◆ TASK TO CARRY OUT
Which lines hold the string "TetherUS"? Copy every one of them.

Dataset rows about figures
>> start

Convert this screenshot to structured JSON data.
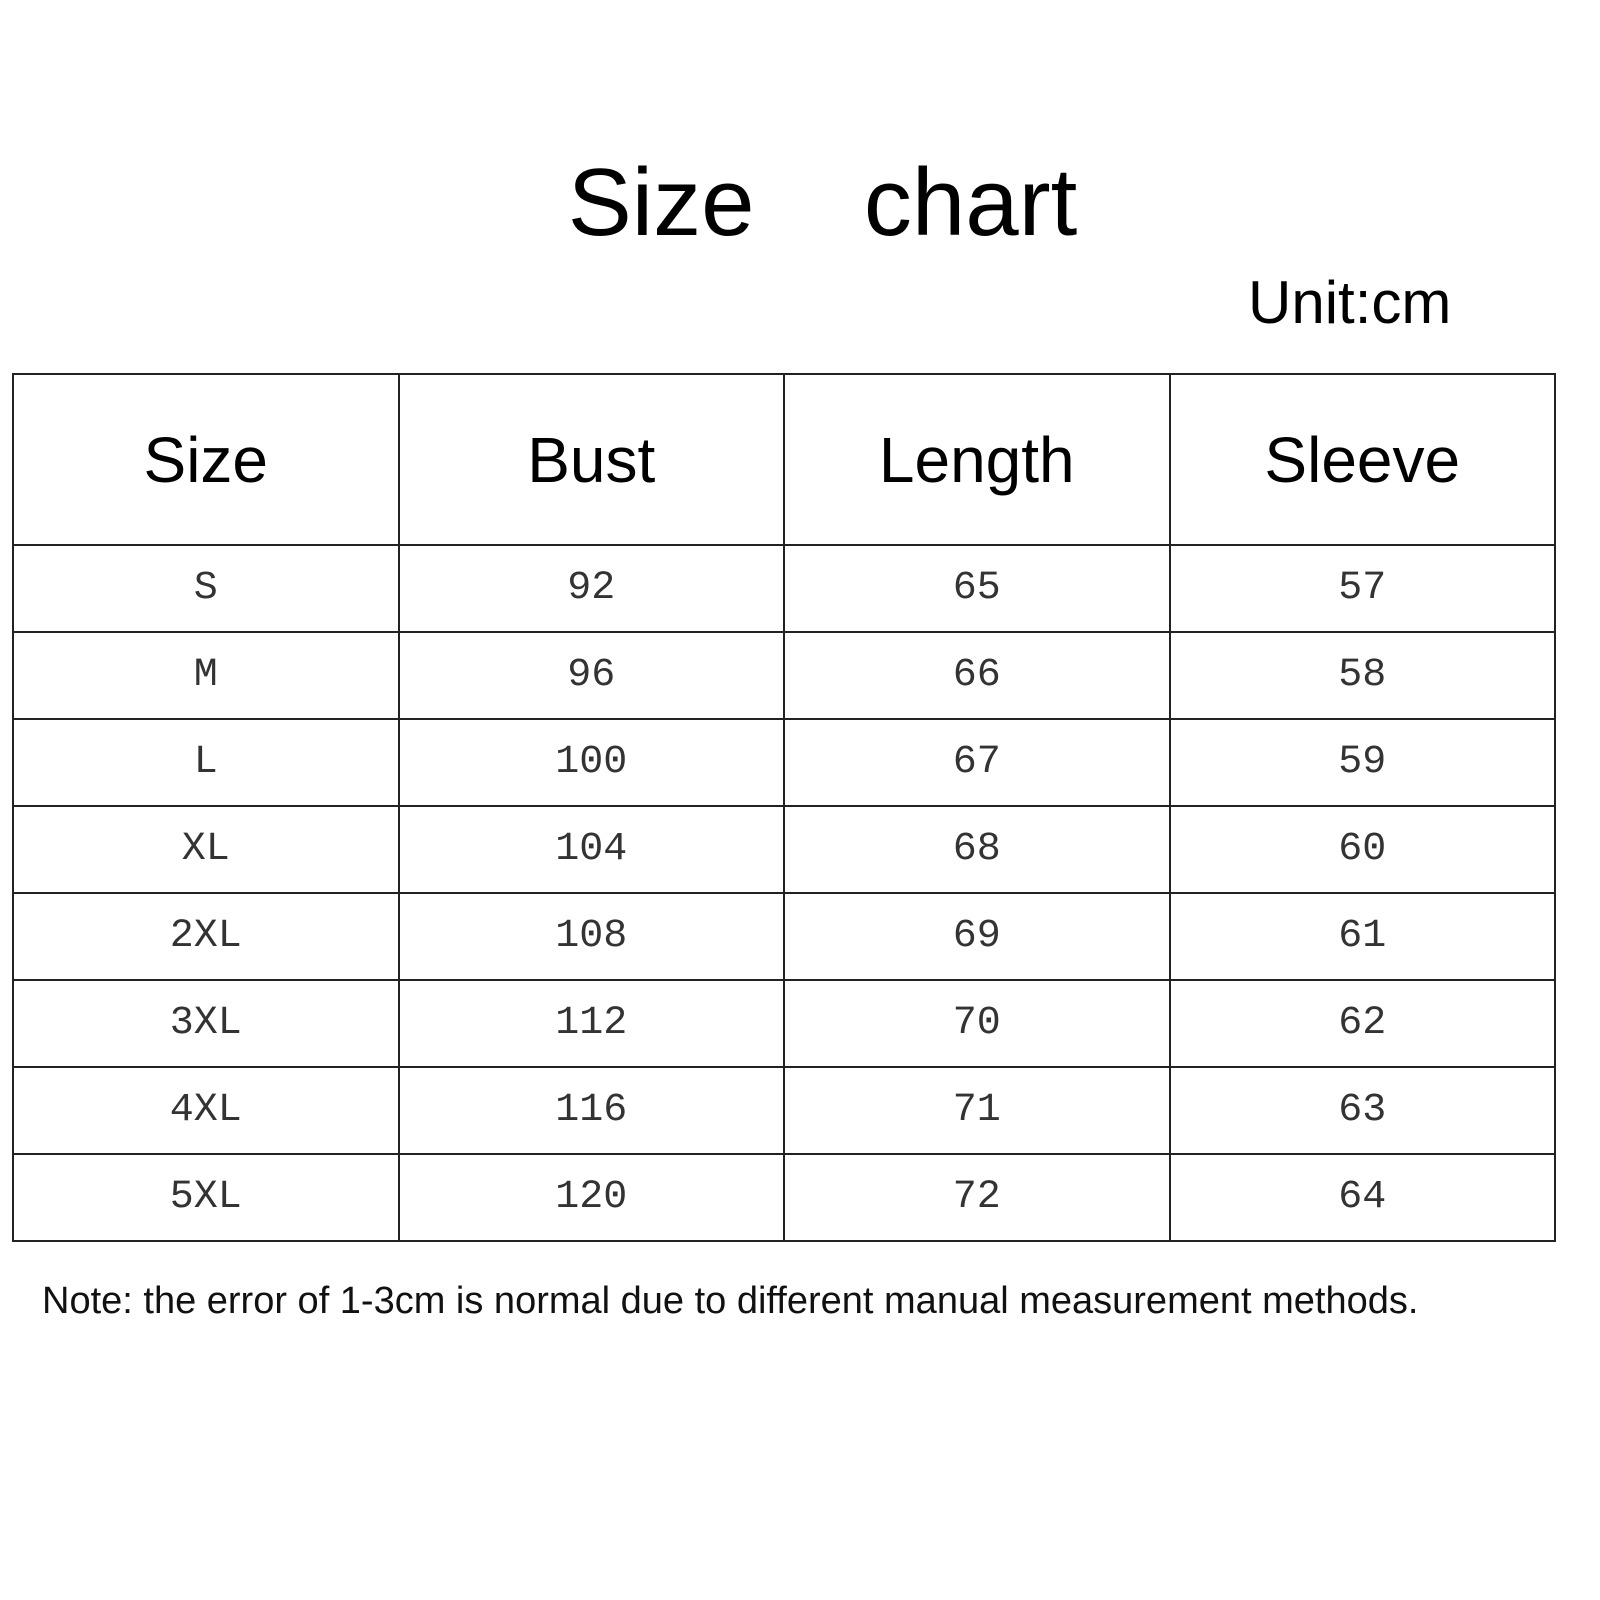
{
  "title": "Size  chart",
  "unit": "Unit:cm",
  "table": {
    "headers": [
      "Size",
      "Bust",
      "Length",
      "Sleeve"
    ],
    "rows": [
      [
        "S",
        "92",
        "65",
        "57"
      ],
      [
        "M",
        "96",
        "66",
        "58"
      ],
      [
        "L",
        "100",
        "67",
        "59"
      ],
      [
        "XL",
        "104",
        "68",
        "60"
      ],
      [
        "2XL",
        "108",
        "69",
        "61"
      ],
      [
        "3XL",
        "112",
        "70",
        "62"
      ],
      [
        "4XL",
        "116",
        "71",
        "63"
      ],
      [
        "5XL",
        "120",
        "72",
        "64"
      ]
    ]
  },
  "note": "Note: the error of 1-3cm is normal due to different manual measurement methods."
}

>> end
>> start

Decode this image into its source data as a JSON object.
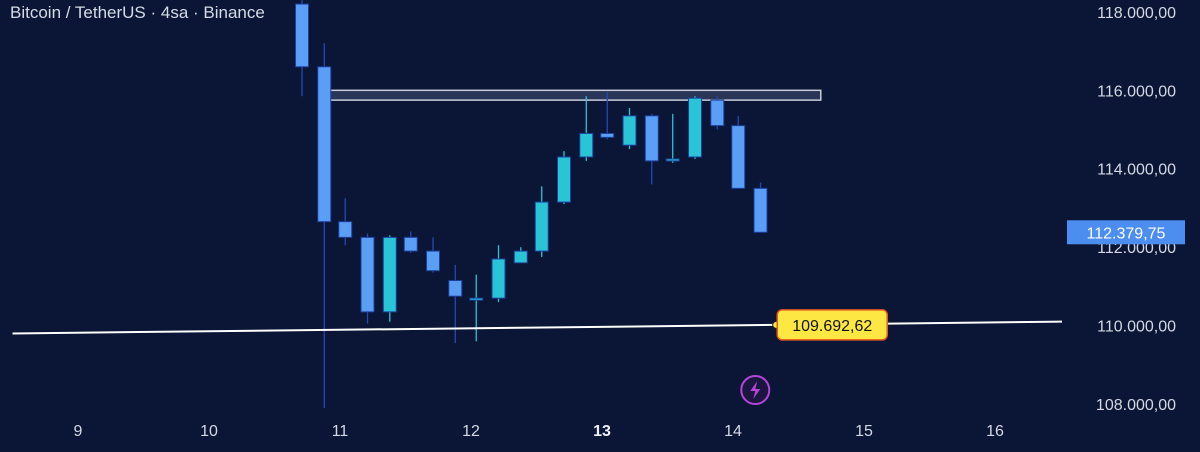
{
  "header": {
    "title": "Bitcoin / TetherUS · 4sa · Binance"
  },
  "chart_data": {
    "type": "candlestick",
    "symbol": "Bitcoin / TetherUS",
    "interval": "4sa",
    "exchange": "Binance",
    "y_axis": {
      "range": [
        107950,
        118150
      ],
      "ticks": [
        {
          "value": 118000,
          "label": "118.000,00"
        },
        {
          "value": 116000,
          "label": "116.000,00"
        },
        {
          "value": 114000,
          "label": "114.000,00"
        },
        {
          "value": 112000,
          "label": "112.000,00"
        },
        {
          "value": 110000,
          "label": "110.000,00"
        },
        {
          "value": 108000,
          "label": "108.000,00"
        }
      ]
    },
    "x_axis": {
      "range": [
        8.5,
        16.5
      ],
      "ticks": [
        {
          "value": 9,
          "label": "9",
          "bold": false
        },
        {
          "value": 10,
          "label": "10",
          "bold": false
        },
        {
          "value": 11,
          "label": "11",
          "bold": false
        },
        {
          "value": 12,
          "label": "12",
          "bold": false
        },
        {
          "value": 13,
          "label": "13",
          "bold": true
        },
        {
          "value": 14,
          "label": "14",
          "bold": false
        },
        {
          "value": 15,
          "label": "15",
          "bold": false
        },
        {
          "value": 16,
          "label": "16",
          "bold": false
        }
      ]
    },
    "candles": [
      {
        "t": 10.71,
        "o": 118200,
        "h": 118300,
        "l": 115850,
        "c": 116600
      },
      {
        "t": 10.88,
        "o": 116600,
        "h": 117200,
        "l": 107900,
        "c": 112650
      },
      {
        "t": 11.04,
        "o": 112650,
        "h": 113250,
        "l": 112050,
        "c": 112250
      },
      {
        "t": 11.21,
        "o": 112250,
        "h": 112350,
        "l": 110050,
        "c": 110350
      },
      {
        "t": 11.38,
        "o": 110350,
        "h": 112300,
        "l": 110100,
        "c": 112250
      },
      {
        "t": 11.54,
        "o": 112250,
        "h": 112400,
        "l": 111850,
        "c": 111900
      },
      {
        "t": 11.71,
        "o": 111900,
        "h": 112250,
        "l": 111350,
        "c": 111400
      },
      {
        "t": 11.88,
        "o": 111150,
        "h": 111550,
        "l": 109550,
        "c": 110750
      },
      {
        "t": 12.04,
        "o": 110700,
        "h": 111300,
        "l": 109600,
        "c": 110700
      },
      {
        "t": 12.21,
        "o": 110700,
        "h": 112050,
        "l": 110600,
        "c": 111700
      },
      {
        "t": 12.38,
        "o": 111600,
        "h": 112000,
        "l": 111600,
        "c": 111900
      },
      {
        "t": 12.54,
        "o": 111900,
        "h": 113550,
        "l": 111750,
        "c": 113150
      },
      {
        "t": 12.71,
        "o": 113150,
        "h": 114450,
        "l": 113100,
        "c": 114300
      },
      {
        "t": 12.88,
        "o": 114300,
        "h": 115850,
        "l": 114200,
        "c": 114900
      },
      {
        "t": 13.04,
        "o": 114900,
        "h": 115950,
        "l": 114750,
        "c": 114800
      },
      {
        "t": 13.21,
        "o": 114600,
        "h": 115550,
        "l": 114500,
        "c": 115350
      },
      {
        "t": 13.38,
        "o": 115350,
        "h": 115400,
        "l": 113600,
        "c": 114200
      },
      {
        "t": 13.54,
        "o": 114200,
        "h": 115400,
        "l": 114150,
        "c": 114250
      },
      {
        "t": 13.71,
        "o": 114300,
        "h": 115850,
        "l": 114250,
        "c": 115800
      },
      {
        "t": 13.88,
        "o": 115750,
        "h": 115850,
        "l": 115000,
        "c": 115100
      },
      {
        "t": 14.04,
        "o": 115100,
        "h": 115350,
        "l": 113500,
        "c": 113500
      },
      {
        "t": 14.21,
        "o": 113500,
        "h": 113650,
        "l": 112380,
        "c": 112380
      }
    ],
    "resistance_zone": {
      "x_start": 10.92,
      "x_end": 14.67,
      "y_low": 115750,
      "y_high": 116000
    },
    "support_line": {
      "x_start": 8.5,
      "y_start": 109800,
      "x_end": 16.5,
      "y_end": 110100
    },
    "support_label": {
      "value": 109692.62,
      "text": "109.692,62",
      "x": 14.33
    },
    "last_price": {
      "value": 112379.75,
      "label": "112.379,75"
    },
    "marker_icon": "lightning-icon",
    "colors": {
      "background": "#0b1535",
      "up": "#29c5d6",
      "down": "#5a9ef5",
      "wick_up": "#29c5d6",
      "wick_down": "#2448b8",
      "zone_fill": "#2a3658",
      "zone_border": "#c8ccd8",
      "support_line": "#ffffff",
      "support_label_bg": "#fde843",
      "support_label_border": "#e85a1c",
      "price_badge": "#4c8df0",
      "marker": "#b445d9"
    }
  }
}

>> end

◆ RIGHT ANSWER
    "title": "Bitcoin / TetherUS · 4sa · Binance"
    "symbol": "Bitcoin / TetherUS",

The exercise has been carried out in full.